:: 節選段落 ::
從中間判決使用的情形來說,大陸法系主要國家一般規定了三種適用情形,而從我國的立法現狀和改革的方向上來看,應當采用第一種情況和第三種情況, 而應當排除第二種情況,原因在于第一種和第三種情況與我國現行的立法體例并無矛盾。通過中間判決的設立,一方面可以細化我國現階段粗糙的庭審制度,另一方面可以通過賦予法官中間判決的權力來達到合理的加快訴訟進程,提高訴訟效率。排除第二種情況是因為與我國的現行的立法體例有矛盾。大陸法系主要國家的判決既包括對于實體問題的裁判又包括對某些程序問題的裁判,而在我國,實體問題的裁判以判決的形式作出,程序問題一律通過裁定和決定的形式作出。因此,我國在制定新的民事訴訟法時應當僅考慮第一種情況和第三種情況,而排除二種情況。
五、我國民事中間判決的制度設計
在我國,有必要在民事訴訟中確立中間判決制度,并結合民事審判實踐,規范中間判決制度的內容和操作程序。
第一,中間判決制度的適用范圍。中間判決主要應指向實體性的中間爭執,其對象應當是與判斷本訴請求成立與否具有先決性關系的權利或法律關系。所謂“先決性關系”主要是指理論上的先決性關系,而不要求存在具體的先決性關系。“權利或法律關系”是指當事人之間有爭議的、法院對其訴訟請求作出判斷的前提要件的民事實體權利或民事法律關系。主要包括以下兩種情況:一是在給付之訴和變更之訴中,雙方當事人對作為訴訟請求成立前提的實體權利或法律關系發生爭執,法院有必要利用中間判決予以明斷。二是在給付之訴和變更之訴中,雙方當事人對作為訴訟請求成立前提的實體權利或法律關系的性質發生爭執,法院有必要利用中間判決對該爭議的實體權利或法律關系的性質作出判斷。
:::
:: 所列條目 ::
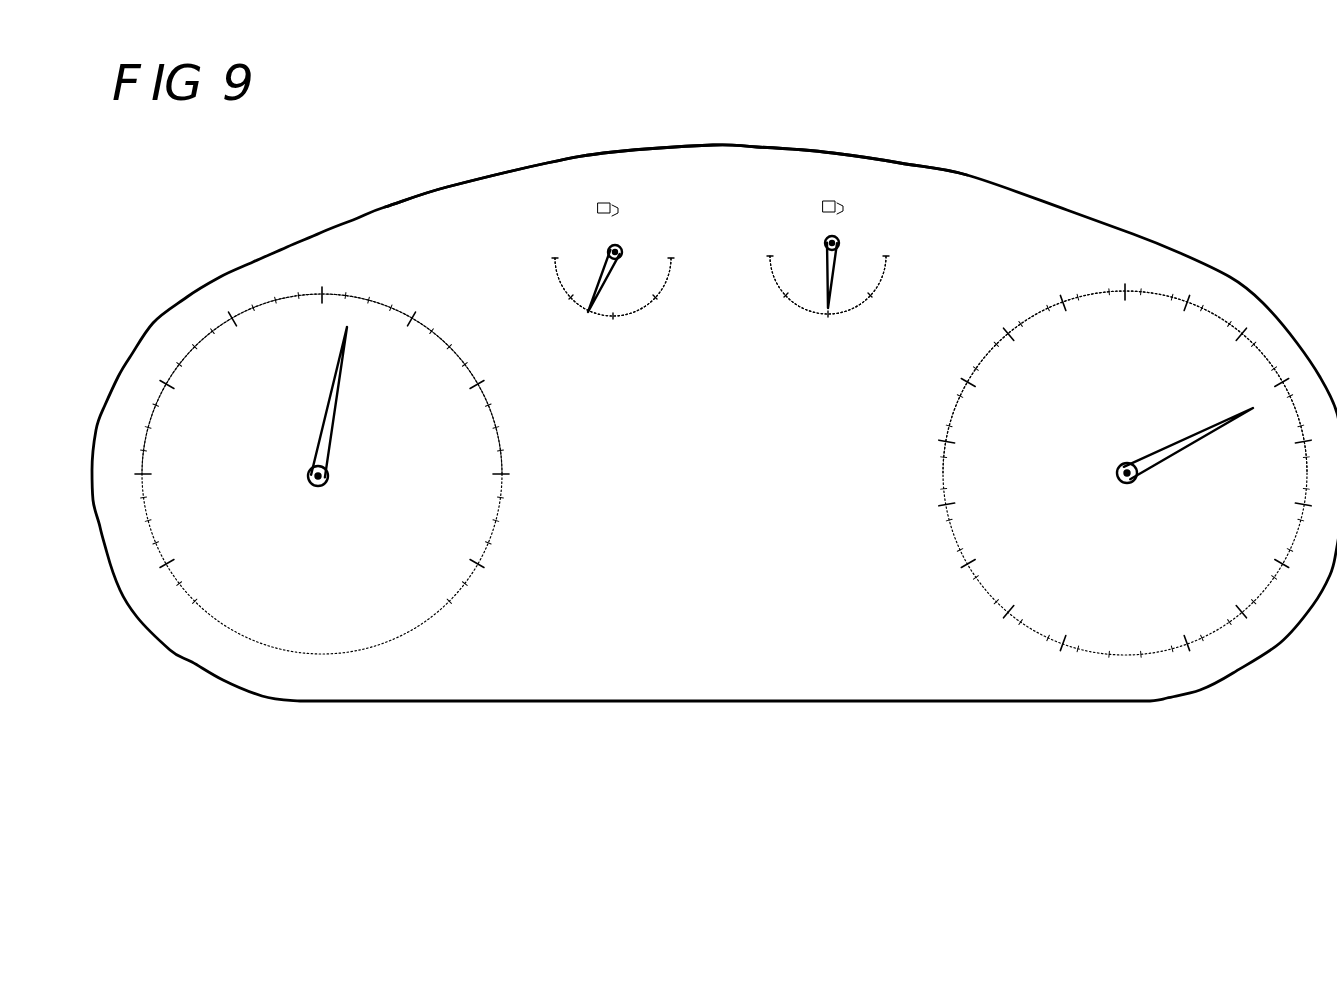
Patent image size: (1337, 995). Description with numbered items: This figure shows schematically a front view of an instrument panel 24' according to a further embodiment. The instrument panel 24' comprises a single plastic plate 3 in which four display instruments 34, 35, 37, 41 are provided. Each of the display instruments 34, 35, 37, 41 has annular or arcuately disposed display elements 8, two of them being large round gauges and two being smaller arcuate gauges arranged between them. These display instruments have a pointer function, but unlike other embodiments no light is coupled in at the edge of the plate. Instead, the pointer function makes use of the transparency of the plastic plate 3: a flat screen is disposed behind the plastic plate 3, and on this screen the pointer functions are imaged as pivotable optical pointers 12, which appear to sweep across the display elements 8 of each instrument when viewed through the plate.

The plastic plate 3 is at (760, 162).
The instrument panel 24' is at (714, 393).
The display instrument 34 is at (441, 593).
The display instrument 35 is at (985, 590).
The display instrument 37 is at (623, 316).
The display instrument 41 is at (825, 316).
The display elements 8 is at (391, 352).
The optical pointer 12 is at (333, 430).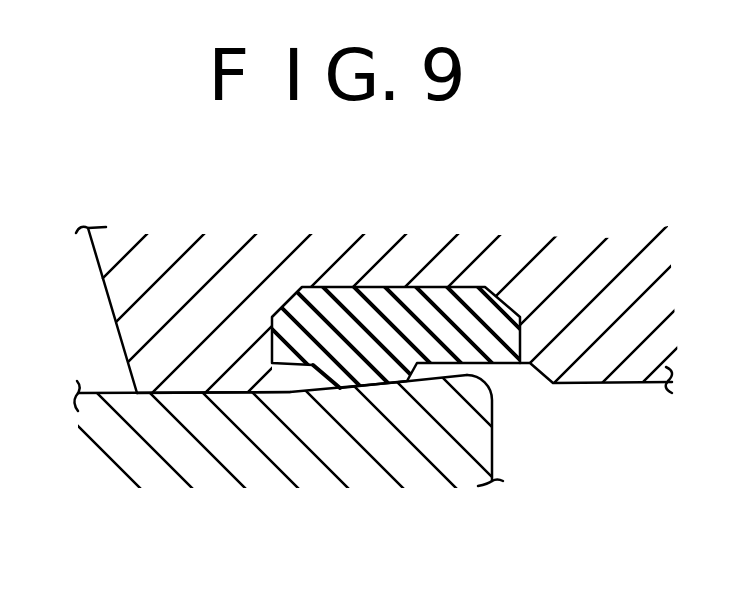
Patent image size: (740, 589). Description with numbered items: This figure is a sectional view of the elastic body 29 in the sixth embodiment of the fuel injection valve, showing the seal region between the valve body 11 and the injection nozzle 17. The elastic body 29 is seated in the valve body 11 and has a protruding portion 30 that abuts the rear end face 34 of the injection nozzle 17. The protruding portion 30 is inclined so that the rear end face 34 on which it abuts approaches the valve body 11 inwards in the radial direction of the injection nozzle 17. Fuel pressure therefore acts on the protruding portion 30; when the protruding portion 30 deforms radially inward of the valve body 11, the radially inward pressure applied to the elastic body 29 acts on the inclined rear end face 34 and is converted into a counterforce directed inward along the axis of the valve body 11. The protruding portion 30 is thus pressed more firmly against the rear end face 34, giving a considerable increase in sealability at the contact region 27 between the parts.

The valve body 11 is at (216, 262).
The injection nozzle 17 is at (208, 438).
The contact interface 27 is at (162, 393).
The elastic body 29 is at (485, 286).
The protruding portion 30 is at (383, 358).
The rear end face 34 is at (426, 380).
:::
把講民事中間判決的這段節選從“五、我國民事中間判決的制度設計”到“利或法律關系的性質作出判斷。”之間的文字一字不改地抄出來,頭尾兩處也要包括在內。

• [練習回答]
五、我國民事中間判決的制度設計
在我國,有必要在民事訴訟中確立中間判決制度,并結合民事審判實踐,規范中間判決制度的內容和操作程序。
第一,中間判決制度的適用范圍。中間判決主要應指向實體性的中間爭執,其對象應當是與判斷本訴請求成立與否具有先決性關系的權利或法律關系。所謂“先決性關系”主要是指理論上的先決性關系,而不要求存在具體的先決性關系。“權利或法律關系”是指當事人之間有爭議的、法院對其訴訟請求作出判斷的前提要件的民事實體權利或民事法律關系。主要包括以下兩種情況:一是在給付之訴和變更之訴中,雙方當事人對作為訴訟請求成立前提的實體權利或法律關系發生爭執,法院有必要利用中間判決予以明斷。二是在給付之訴和變更之訴中,雙方當事人對作為訴訟請求成立前提的實體權利或法律關系的性質發生爭執,法院有必要利用中間判決對該爭議的實體權利或法律關系的性質作出判斷。